Records about charts and figures

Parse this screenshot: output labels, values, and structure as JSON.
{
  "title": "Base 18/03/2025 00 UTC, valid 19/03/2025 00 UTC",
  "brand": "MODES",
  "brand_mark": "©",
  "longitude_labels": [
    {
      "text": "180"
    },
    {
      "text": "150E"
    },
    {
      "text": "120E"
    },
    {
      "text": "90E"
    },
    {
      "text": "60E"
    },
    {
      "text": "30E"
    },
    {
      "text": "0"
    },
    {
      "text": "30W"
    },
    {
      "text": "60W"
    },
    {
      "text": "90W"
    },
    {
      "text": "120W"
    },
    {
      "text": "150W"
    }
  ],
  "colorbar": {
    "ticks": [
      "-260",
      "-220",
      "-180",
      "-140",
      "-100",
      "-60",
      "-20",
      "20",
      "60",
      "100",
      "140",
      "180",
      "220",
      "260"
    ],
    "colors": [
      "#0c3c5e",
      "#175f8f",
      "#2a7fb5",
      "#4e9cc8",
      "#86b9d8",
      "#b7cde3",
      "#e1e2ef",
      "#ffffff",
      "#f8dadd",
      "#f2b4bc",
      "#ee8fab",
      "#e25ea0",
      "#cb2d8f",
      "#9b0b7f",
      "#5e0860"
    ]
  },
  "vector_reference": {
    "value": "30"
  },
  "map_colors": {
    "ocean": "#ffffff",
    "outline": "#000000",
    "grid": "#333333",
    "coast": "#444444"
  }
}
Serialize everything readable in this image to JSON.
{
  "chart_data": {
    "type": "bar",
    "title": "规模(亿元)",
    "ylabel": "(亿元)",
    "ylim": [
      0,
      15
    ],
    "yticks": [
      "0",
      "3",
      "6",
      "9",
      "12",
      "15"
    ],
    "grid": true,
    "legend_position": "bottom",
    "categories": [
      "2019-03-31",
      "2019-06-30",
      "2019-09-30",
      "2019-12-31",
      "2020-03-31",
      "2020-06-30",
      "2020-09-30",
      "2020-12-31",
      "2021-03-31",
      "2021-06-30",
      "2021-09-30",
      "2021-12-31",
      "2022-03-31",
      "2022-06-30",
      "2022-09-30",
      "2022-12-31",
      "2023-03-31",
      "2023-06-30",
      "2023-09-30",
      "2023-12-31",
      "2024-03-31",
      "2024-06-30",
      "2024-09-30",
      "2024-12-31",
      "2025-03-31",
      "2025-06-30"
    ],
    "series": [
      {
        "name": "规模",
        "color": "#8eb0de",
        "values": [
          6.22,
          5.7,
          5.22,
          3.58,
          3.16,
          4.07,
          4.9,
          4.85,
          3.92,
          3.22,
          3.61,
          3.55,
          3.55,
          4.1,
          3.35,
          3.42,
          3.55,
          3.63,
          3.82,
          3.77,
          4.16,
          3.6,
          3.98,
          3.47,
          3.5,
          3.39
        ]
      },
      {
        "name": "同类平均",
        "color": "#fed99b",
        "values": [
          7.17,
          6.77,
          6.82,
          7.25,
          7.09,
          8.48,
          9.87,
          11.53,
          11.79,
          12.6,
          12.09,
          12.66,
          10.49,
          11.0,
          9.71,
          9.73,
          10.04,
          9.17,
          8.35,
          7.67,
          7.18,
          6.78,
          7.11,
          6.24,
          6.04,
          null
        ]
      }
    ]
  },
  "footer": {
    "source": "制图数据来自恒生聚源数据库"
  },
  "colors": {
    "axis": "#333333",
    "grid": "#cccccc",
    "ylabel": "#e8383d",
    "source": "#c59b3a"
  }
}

> THE REQUEST:
Once more, set down the full listing, verbatim.

> RESULT OF THE EXERCISE:
Parse this screenshot: output labels, values, and structure as JSON.
{
  "title": "Base 18/03/2025 00 UTC, valid 19/03/2025 00 UTC",
  "brand": "MODES",
  "brand_mark": "©",
  "longitude_labels": [
    {
      "text": "180"
    },
    {
      "text": "150E"
    },
    {
      "text": "120E"
    },
    {
      "text": "90E"
    },
    {
      "text": "60E"
    },
    {
      "text": "30E"
    },
    {
      "text": "0"
    },
    {
      "text": "30W"
    },
    {
      "text": "60W"
    },
    {
      "text": "90W"
    },
    {
      "text": "120W"
    },
    {
      "text": "150W"
    }
  ],
  "colorbar": {
    "ticks": [
      "-260",
      "-220",
      "-180",
      "-140",
      "-100",
      "-60",
      "-20",
      "20",
      "60",
      "100",
      "140",
      "180",
      "220",
      "260"
    ],
    "colors": [
      "#0c3c5e",
      "#175f8f",
      "#2a7fb5",
      "#4e9cc8",
      "#86b9d8",
      "#b7cde3",
      "#e1e2ef",
      "#ffffff",
      "#f8dadd",
      "#f2b4bc",
      "#ee8fab",
      "#e25ea0",
      "#cb2d8f",
      "#9b0b7f",
      "#5e0860"
    ]
  },
  "vector_reference": {
    "value": "30"
  },
  "map_colors": {
    "ocean": "#ffffff",
    "outline": "#000000",
    "grid": "#333333",
    "coast": "#444444"
  }
}
Serialize everything readable in this image to JSON.
{
  "chart_data": {
    "type": "bar",
    "title": "规模(亿元)",
    "ylabel": "(亿元)",
    "ylim": [
      0,
      15
    ],
    "yticks": [
      "0",
      "3",
      "6",
      "9",
      "12",
      "15"
    ],
    "grid": true,
    "legend_position": "bottom",
    "categories": [
      "2019-03-31",
      "2019-06-30",
      "2019-09-30",
      "2019-12-31",
      "2020-03-31",
      "2020-06-30",
      "2020-09-30",
      "2020-12-31",
      "2021-03-31",
      "2021-06-30",
      "2021-09-30",
      "2021-12-31",
      "2022-03-31",
      "2022-06-30",
      "2022-09-30",
      "2022-12-31",
      "2023-03-31",
      "2023-06-30",
      "2023-09-30",
      "2023-12-31",
      "2024-03-31",
      "2024-06-30",
      "2024-09-30",
      "2024-12-31",
      "2025-03-31",
      "2025-06-30"
    ],
    "series": [
      {
        "name": "规模",
        "color": "#8eb0de",
        "values": [
          6.22,
          5.7,
          5.22,
          3.58,
          3.16,
          4.07,
          4.9,
          4.85,
          3.92,
          3.22,
          3.61,
          3.55,
          3.55,
          4.1,
          3.35,
          3.42,
          3.55,
          3.63,
          3.82,
          3.77,
          4.16,
          3.6,
          3.98,
          3.47,
          3.5,
          3.39
        ]
      },
      {
        "name": "同类平均",
        "color": "#fed99b",
        "values": [
          7.17,
          6.77,
          6.82,
          7.25,
          7.09,
          8.48,
          9.87,
          11.53,
          11.79,
          12.6,
          12.09,
          12.66,
          10.49,
          11.0,
          9.71,
          9.73,
          10.04,
          9.17,
          8.35,
          7.67,
          7.18,
          6.78,
          7.11,
          6.24,
          6.04,
          null
        ]
      }
    ]
  },
  "footer": {
    "source": "制图数据来自恒生聚源数据库"
  },
  "colors": {
    "axis": "#333333",
    "grid": "#cccccc",
    "ylabel": "#e8383d",
    "source": "#c59b3a"
  }
}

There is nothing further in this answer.